Читаем Николай I без ретуши полностью

Переночевав в этот день в Чухлы, а 7-го в Кади, я 8 октября, в 3 часа пополудни, имел торжественный въезд в Тифлис. Прибытие мое было возвещено пушечною пальбою и колокольным звоном; множество народа наполняло улицы и плоские крыши домов, а разнообразие богатых одеяний туземцев представляло прекрасный вид. Не могу иначе изобразить вам радушие сделанного мне приема, как сравнив его с встречами, делаемыми мне всегда здесь, в Москве, и нельзя не дивиться тому, как чувства народной преданности к лицу монарха сохранились при том скверном управлении, которое, сознаюсь к моему стыду, так долго тяготеет над этим краем.

Тифлис – большой и прекрасный город, с азиатскою внутренностью, но с предместьями уже в нашем вкусе и со многими домами, которые не обезобразили бы и Невского проспекта.

Утром 9 октября, помолясь в Успенском соборе при огромном стечении народа, я присутствовал при разводе Эриванского карабинерного полка, в полдень принимал ханов и почетных лиц разных горских племен, собравшихся в Тифлис к моему приезду, и потом осматривал корпусный штаб, больницу, арсенал, казармы Кавказского саперного батальона, устроенную при нем школу с училищем для молодых грузинских дворян и тюрьму. Все оказалось в отличном порядке.

10 октября я слушал обедню в церкви Св. Георгия и смотрел войска, составляющие тифлисский гарнизон. Хороша в особенности артиллерия.

• _Фрагменты данных_:
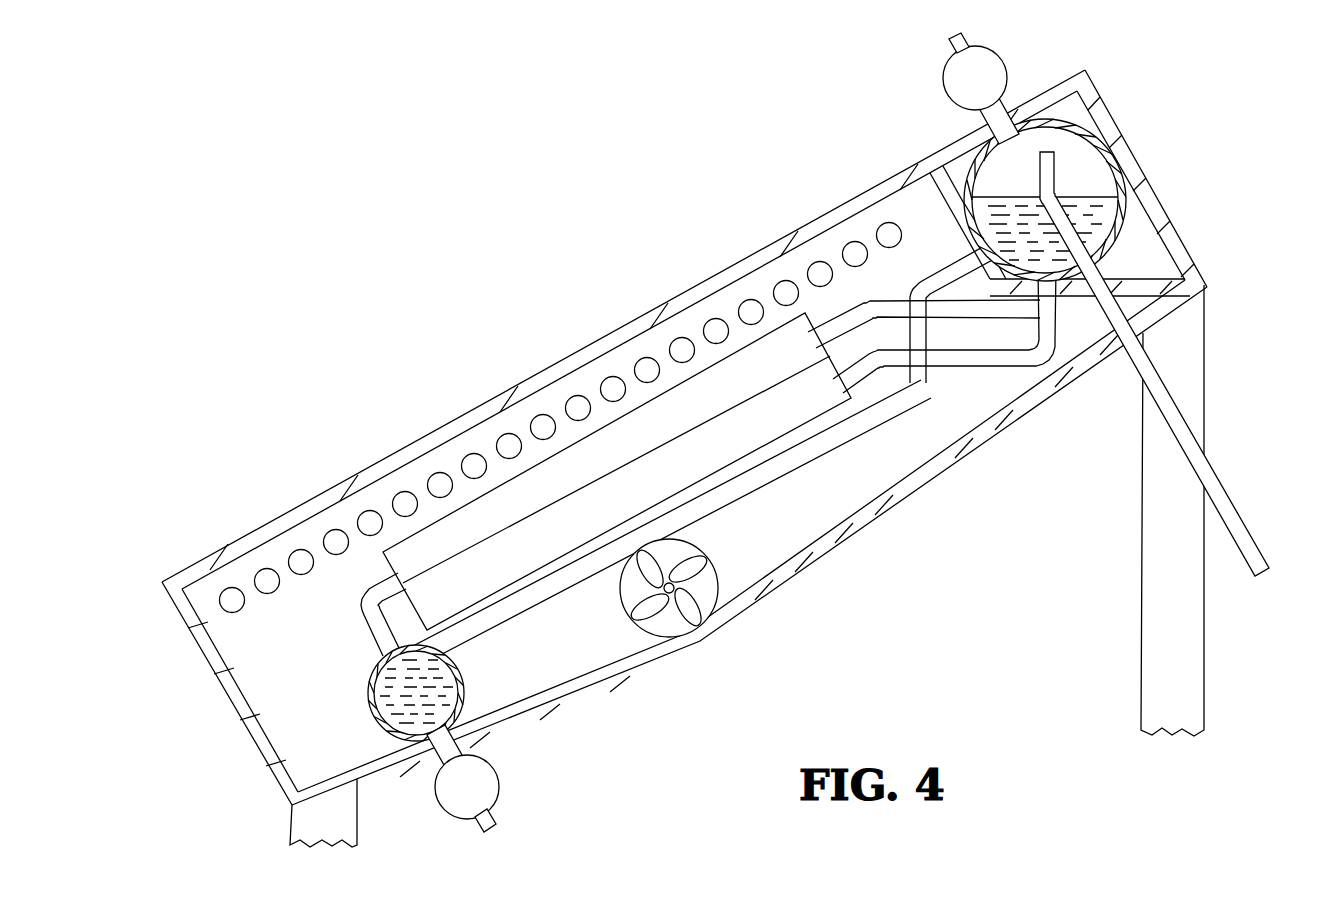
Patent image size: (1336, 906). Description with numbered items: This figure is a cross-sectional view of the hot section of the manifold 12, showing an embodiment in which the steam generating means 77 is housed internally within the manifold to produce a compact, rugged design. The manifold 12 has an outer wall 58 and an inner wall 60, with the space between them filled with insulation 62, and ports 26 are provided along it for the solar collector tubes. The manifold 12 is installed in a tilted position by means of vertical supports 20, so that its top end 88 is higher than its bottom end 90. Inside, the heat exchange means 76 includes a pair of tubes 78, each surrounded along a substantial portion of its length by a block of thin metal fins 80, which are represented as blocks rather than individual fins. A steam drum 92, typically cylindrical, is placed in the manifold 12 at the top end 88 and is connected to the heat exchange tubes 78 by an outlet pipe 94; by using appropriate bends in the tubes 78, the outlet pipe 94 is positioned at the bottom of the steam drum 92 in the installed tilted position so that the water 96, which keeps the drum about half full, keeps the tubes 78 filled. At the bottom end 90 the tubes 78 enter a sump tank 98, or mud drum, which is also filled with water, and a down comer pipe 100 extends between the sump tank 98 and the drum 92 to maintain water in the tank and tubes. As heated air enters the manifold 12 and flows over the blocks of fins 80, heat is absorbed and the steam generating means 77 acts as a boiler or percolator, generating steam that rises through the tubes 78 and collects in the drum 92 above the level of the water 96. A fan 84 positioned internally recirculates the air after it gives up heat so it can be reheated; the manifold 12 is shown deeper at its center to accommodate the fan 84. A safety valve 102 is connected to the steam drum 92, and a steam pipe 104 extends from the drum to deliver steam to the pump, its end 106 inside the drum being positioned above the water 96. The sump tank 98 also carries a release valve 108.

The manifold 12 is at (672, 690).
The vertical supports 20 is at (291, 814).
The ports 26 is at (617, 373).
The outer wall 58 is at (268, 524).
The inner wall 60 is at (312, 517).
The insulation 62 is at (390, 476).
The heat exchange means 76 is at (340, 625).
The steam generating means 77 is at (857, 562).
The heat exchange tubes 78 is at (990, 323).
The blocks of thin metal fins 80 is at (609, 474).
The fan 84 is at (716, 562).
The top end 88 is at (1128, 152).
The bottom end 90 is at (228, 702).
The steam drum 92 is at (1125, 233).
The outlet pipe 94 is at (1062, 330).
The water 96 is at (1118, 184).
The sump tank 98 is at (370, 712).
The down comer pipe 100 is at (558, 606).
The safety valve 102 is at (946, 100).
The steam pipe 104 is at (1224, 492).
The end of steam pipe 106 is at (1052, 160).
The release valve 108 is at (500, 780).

• _Обязательные задания_:
**1)** Определите, согласуется ли каждое утверждение с текстом о прибытии в Тифлис, и подтвердите ответ «да» или «нет» точной цитатой. (a) О прибытии в Тифлис возвестили пушечной пальбой и колокольным звоном. (b) Утренняя молитва 9 октября прошла в церкви Св. Георгия. (c) При осмотре штаба, больницы, арсенала и других мест обнаружились беспорядки.
**2)** Ответьте по тексту о прибытии в Тифлис:
(a) В какой день и в котором часу состоялся торжественный въезд в Тифлис?
(b) Развод какого полка проходил утром 9 октября?
(c) Что в тифлисском гарнизоне названо особенно хорошим?

• _Ответы по порядку_:
**1)**
(a) Да: «Прибытие мое было возвещено пушечною пальбою и колокольным звоном».
(b) Нет: «Утром 9 октября, помолясь в Успенском соборе при огромном стечении народа».
(c) Нет: «Все оказалось в отличном порядке».

**2)**
(a) 8 октября, в 3 часа пополудни.
(b) Эриванского карабинерного полка.
(c) Артиллерия.